■ **Work order**
Continue the figure legends about ORC1 ubiquitylation and degradation below, starting after their last sentence and not drawing on the listing that follows them.

■ **Reading passage**
ORC1 residues 283-303 are essential for Fzr/Cdh1-dependent polyubiquitylation. (A) Drawing of the deletion derivatives analyzed in B and C. (B-D) In vitro APC^Fzr/Cdh1-dependent ubiquitylation assays with purified enzymes for a series of ORC1 fragments. Each reaction was analyzed on a gel appropriate for the molecular weight of the input substrate (left lane in each pair). Note that ORC1^1-245 is oligo-ubiquitylated in vitro, but this level of reactivity is not sufficient to destabilize the protein in vivo (Fig. 1C), consistent with a previous report that polyubiquitylation is necessary for efficient degradation (Thrower et al. 2000). (D) Analysis of a series of single-alanine-substituted derivatives of ORC1^1-397, as described for B and C above. The two critical residues are boxed, and other residues at which substitution more subtly affects ubiquitylation are in a larger font. The figure was assembled from the results of two experiments, as indicated.

Figure 3.

Substitutions in the O-box abolish cell cycle-dependent ORC1-degradation in vivo. (A) Eye-imaginal discs expressing GFP, GFP-tagged full-length wild-type ORC1, and GFP-tagged ORC1 bearing a mutant O-box (mob) (alanine substitutions at L295 and N299). (B,C) Eye-imaginal and wing disc cells were dissociated from transgenic animals and analyzed by FACS. Distributions of GFP-positive cells are shown in green, and all cells are shown in black. Note that the proportion of G1 cells in eye disc samples is slightly higher than in wing disc samples, because the GMR promoter is active in a region of the eye disc where many cells have exited the cell cycle in G1/G0 and under terminal differentiation, whereas the en promoter used to drive expression in wing discs is active in proliferating cells. (D) Confocal images of epithelial cells of stage 12-13 embryos in which transcription of either wild-type or mutant ORC1-GFP fusion proteins is driven ubiquitously by actin5C-GAL4. Most of these cells are in G1; only a minority that is marked by high levels of Cyclin B is still in S or G2.

Figure 4.

The O-box is a portable motif for APC^Fzr/Cdh1-directed ubiquitylation. (A) APC-dependent ubiquitylation in vitro of a fragment of human Cyclin B, with the sequence of its endogenous wild-type D-box (wtdb) highlighted. This sequence was substituted as shown above each set of reactions to install a mutant D-box (mdb), and either wild-type or mutant O-boxes (wtob and mob, respectively). (B) APC-dependent ubiquitylation in vitro of fragments of Drosophila ORC1 bearing either the endogenous O-box or the indicated substitutions.

■ **Listed records**
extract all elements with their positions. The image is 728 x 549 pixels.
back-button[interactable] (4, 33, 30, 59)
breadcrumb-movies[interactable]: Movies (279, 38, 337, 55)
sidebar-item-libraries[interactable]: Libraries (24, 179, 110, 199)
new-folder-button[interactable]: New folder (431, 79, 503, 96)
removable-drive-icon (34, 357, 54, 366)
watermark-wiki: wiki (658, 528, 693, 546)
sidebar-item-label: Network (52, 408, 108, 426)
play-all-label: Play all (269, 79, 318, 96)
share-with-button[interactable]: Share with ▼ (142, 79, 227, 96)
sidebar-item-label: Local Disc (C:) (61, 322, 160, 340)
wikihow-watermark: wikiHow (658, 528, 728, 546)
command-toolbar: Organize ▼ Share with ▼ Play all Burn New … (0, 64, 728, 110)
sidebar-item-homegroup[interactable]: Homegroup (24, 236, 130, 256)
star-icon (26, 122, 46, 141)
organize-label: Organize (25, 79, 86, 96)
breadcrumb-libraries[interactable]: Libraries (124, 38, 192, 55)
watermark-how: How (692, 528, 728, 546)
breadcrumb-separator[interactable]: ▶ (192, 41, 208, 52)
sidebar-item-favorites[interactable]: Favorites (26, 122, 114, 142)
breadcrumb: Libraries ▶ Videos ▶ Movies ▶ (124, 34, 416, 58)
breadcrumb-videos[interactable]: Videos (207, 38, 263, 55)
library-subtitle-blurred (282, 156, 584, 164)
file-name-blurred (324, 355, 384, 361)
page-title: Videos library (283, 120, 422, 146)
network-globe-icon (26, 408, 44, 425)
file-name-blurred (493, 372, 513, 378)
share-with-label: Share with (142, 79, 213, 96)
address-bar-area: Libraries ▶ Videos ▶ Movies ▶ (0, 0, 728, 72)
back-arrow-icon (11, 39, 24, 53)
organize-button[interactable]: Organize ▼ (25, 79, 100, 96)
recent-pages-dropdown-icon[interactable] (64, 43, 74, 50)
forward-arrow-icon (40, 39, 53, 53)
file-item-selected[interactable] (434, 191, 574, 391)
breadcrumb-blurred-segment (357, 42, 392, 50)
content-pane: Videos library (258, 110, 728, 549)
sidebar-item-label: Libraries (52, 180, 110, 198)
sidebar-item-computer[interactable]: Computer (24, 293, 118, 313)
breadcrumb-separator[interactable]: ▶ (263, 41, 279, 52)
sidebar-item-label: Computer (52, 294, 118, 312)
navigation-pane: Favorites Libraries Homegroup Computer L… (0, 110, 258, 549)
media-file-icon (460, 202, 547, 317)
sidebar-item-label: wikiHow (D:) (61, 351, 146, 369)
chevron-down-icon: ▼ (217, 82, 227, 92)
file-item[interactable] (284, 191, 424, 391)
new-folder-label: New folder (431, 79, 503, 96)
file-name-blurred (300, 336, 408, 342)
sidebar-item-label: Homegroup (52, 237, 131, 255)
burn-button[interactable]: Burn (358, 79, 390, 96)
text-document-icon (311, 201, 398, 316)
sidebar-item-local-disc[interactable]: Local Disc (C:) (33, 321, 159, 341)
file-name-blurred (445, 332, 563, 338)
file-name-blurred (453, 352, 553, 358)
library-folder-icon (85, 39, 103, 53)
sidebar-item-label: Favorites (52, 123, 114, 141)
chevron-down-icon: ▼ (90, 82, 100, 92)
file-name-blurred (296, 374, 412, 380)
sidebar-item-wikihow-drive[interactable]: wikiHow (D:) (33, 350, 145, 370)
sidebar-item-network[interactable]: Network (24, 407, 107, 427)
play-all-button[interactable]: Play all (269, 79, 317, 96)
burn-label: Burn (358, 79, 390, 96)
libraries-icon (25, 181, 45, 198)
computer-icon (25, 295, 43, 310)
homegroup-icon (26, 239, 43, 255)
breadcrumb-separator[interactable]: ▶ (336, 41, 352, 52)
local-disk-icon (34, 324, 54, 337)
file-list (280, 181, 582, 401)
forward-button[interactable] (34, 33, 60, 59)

■ **Exercise response**
Figure 5.

The O- and D-boxes are distinct motifs. In vitro ubiquitylation assays with Drosophila ORC1^1-554 (A) and human CycB^1-106-6× myc (B) derivatives. Derivatives with the endogenous degradation signal flanking various substitutions are shown. The L and N residues that are critical features of both the O- and D-box are underlined, and altered amino acids are shown in a larger font. As in Figure 4, each trio of lanes is from unreacted input substrate, reaction with Cdc20- activated APC, and reaction with Cdh1-activated APC. (C) Competition for Cdh1-dependent ubiquitylation of various substrates with either 333 μM wild-type (LRPRTALGDIGNKVS) or mutant (LRPATAAGDIGAKVS) D-box peptide from human CycB. The wild-type human CycB^1-106-6× myc (D-box) and Drosophila ORC1^1-554 (O-box) substrates are as above; the KEN-box substrate is a derivative of Drosophila ORC1^1-554 with a substitution of the human Cdc20 KEN box (KENQPEN) for residues 293-301. We do not believe that the remaining O-box residues (291 and 292) significantly modify activity of the KEN-box, as substitution of KEN to AAA completely abolishes reactivity (data not shown).

Figure 6.

Functional O-boxes in other cell cycle regulators. (A) Sequences of the O-boxes from D.m. ORC1 and Asp, as well as S.p. Cut2. (B) Cdh1-dependent ubiquitylation of various fragments of Asp (wild-type residues 1-400) and Cut2 (wild-type residues 1-301). To generate mutant O-box (mob) derivatives, the boxed residues in A were substituted with alanine. To generate the mutant KEN-box (mkb) derivative of Asp, KEN residues 229-231 were substituted with AAA. Unreacted substrate is in the left lane of each pair.